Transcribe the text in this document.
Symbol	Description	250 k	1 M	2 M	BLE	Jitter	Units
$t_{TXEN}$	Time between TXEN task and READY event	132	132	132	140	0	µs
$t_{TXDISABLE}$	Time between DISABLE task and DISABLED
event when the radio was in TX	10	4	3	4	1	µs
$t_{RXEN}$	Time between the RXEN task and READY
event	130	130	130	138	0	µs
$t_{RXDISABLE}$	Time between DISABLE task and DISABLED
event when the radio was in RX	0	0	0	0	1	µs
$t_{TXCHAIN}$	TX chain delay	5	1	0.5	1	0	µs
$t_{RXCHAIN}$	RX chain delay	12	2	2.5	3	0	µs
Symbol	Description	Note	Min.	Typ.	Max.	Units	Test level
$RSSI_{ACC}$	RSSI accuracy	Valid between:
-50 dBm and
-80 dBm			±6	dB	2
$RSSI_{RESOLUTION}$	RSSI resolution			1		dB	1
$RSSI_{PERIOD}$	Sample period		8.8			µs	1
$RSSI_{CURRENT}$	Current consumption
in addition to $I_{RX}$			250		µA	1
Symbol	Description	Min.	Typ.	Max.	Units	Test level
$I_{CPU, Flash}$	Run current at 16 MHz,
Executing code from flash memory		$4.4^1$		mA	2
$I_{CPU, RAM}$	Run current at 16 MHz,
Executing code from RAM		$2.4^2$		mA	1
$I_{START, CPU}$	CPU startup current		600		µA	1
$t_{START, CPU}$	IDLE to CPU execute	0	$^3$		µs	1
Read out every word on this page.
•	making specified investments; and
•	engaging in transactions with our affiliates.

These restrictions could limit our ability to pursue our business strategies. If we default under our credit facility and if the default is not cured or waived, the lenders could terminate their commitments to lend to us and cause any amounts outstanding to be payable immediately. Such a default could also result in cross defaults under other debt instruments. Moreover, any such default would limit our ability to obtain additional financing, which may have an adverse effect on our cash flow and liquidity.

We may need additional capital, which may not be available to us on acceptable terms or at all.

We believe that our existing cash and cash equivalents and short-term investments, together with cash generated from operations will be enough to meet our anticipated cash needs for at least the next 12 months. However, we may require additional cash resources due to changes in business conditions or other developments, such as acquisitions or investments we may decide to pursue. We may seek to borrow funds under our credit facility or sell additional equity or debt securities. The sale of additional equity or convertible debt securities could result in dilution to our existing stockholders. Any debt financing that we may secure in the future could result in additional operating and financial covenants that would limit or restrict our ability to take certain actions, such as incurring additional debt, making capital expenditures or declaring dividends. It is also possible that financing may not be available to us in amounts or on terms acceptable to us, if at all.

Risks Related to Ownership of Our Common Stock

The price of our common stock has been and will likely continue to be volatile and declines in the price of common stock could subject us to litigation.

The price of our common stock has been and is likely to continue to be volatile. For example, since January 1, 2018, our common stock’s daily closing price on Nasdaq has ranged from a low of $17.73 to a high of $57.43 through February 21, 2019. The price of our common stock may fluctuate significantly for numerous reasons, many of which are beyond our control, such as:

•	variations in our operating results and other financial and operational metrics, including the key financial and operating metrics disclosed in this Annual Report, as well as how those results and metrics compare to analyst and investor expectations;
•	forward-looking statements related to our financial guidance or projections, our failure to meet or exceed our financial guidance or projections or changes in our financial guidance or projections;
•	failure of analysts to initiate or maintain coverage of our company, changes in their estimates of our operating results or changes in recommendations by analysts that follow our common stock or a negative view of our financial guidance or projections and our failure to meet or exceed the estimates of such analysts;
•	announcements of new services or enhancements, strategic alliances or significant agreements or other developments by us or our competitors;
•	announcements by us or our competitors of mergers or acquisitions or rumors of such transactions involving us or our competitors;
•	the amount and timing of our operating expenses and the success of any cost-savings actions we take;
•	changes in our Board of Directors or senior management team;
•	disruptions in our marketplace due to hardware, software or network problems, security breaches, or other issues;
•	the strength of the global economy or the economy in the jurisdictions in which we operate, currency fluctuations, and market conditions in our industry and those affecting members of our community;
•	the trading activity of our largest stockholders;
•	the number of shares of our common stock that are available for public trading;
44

+ + + + + + +

Exercise ▸ List all lines holding the string "Units".

Solution to the problem ▸
Symbol	Description	250 k	1 M	2 M	BLE	Jitter	Units
Symbol	Description	Note	Min.	Typ.	Max.	Units	Test level
Symbol	Description	Min.	Typ.	Max.	Units	Test level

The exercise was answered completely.